WRITTEN INSTRUCTION -
Pick out each line in these entries that contains the string "JSON".

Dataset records
·····
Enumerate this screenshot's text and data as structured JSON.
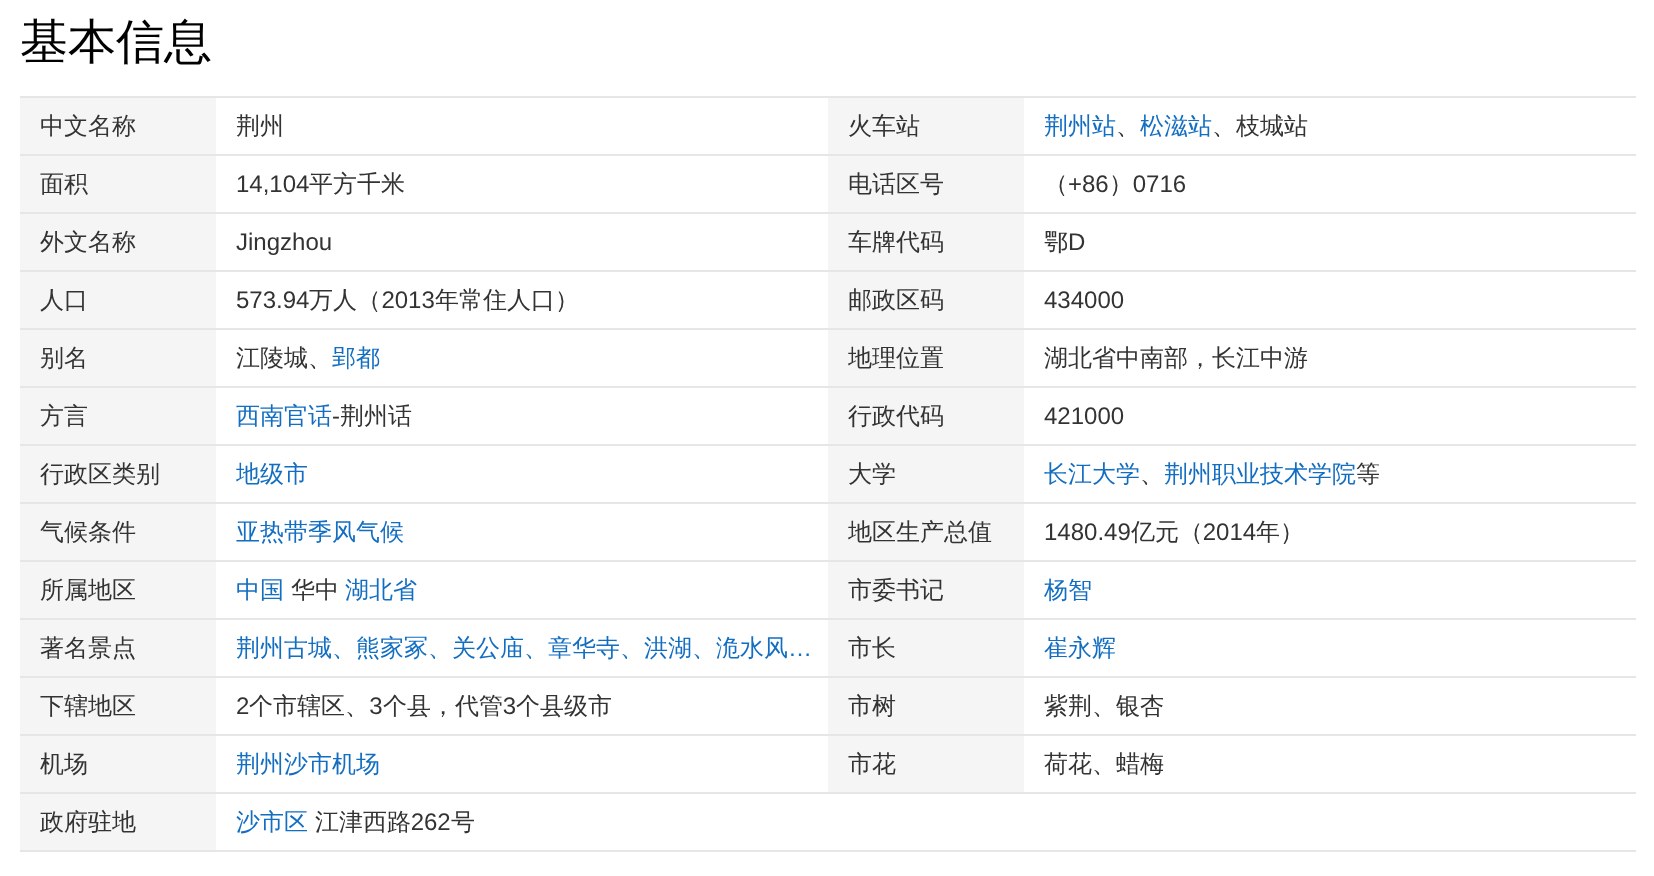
{
  "title": "基本信息",
  "columns": [
    {
      "rows": [
        {
          "label": "中文名称",
          "value": [
            {
              "text": "荆州",
              "link": false
            }
          ]
        },
        {
          "label": "面积",
          "value": [
            {
              "text": "14,104平方千米",
              "link": false
            }
          ]
        },
        {
          "label": "外文名称",
          "value": [
            {
              "text": "Jingzhou",
              "link": false
            }
          ]
        },
        {
          "label": "人口",
          "value": [
            {
              "text": "573.94万人（2013年常住人口）",
              "link": false
            }
          ]
        },
        {
          "label": "别名",
          "value": [
            {
              "text": "江陵城、",
              "link": false
            },
            {
              "text": "郢都",
              "link": true
            }
          ]
        },
        {
          "label": "方言",
          "value": [
            {
              "text": "西南官话",
              "link": true
            },
            {
              "text": "-荆州话",
              "link": false
            }
          ]
        },
        {
          "label": "行政区类别",
          "value": [
            {
              "text": "地级市",
              "link": true
            }
          ]
        },
        {
          "label": "气候条件",
          "value": [
            {
              "text": "亚热带季风气候",
              "link": true
            }
          ]
        },
        {
          "label": "所属地区",
          "value": [
            {
              "text": "中国",
              "link": true
            },
            {
              "text": " 华中 ",
              "link": false
            },
            {
              "text": "湖北省",
              "link": true
            }
          ]
        },
        {
          "label": "著名景点",
          "value": [
            {
              "text": "荆州古城、熊家冢、关公庙、章华寺、洪湖、洈水风…",
              "link": true
            }
          ]
        },
        {
          "label": "下辖地区",
          "value": [
            {
              "text": "2个市辖区、3个县，代管3个县级市",
              "link": false
            }
          ]
        },
        {
          "label": "机场",
          "value": [
            {
              "text": "荆州沙市机场",
              "link": true
            }
          ]
        },
        {
          "label": "政府驻地",
          "value": [
            {
              "text": "沙市区",
              "link": true
            },
            {
              "text": " 江津西路262号",
              "link": false
            }
          ]
        }
      ]
    },
    {
      "rows": [
        {
          "label": "火车站",
          "value": [
            {
              "text": "荆州站",
              "link": true
            },
            {
              "text": "、",
              "link": false
            },
            {
              "text": "松滋站",
              "link": true
            },
            {
              "text": "、枝城站",
              "link": false
            }
          ]
        },
        {
          "label": "电话区号",
          "value": [
            {
              "text": "（+86）0716",
              "link": false
            }
          ]
        },
        {
          "label": "车牌代码",
          "value": [
            {
              "text": "鄂D",
              "link": false
            }
          ]
        },
        {
          "label": "邮政区码",
          "value": [
            {
              "text": "434000",
              "link": false
            }
          ]
        },
        {
          "label": "地理位置",
          "value": [
            {
              "text": "湖北省中南部，长江中游",
              "link": false
            }
          ]
        },
        {
          "label": "行政代码",
          "value": [
            {
              "text": "421000",
              "link": false
            }
          ]
        },
        {
          "label": "大学",
          "value": [
            {
              "text": "长江大学",
              "link": true
            },
            {
              "text": "、",
              "link": false
            },
            {
              "text": "荆州职业技术学院",
              "link": true
            },
            {
              "text": "等",
              "link": false
            }
          ]
        },
        {
          "label": "地区生产总值",
          "value": [
            {
              "text": "1480.49亿元（2014年）",
              "link": false
            }
          ]
        },
        {
          "label": "市委书记",
          "value": [
            {
              "text": "杨智",
              "link": true
            }
          ]
        },
        {
          "label": "市长",
          "value": [
            {
              "text": "崔永辉",
              "link": true
            }
          ]
        },
        {
          "label": "市树",
          "value": [
            {
              "text": "紫荆、银杏",
              "link": false
            }
          ]
        },
        {
          "label": "市花",
          "value": [
            {
              "text": "荷花、蜡梅",
              "link": false
            }
          ]
        }
      ]
    }
  ]
}
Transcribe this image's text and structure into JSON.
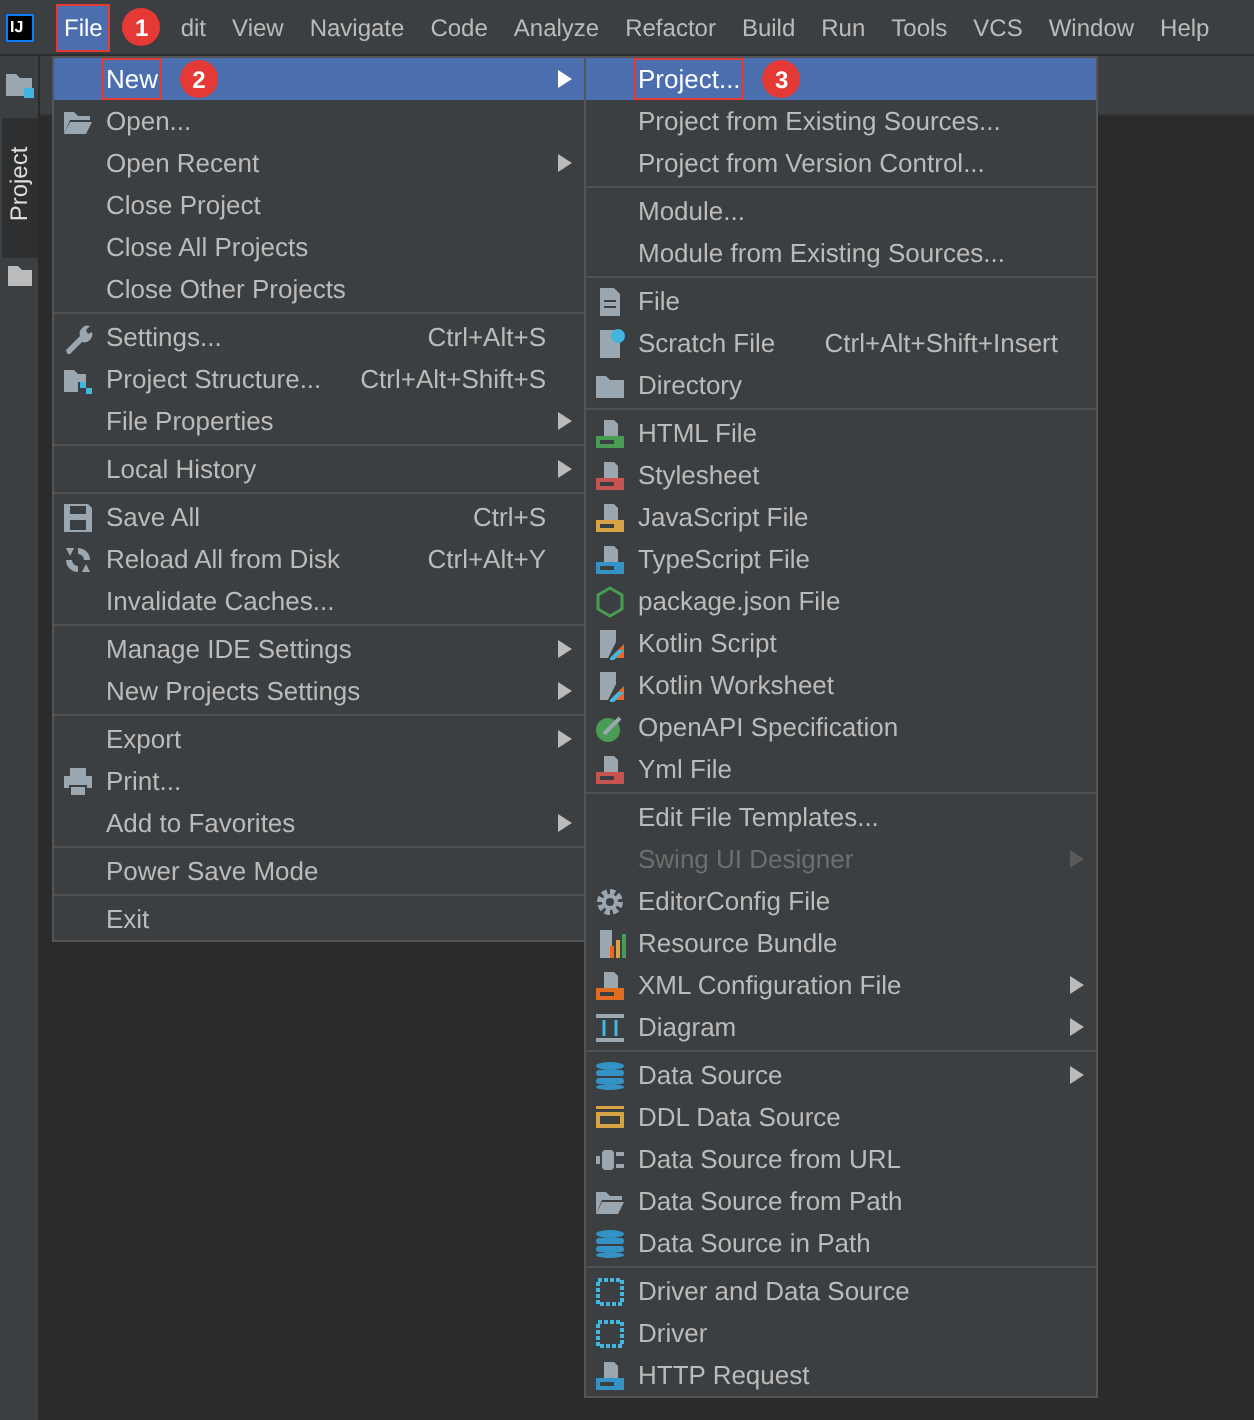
·····
RESULT BELOW -
Enumerate this screenshot's text and data as structured JSON.
Transcribe this image's text and structure into JSON.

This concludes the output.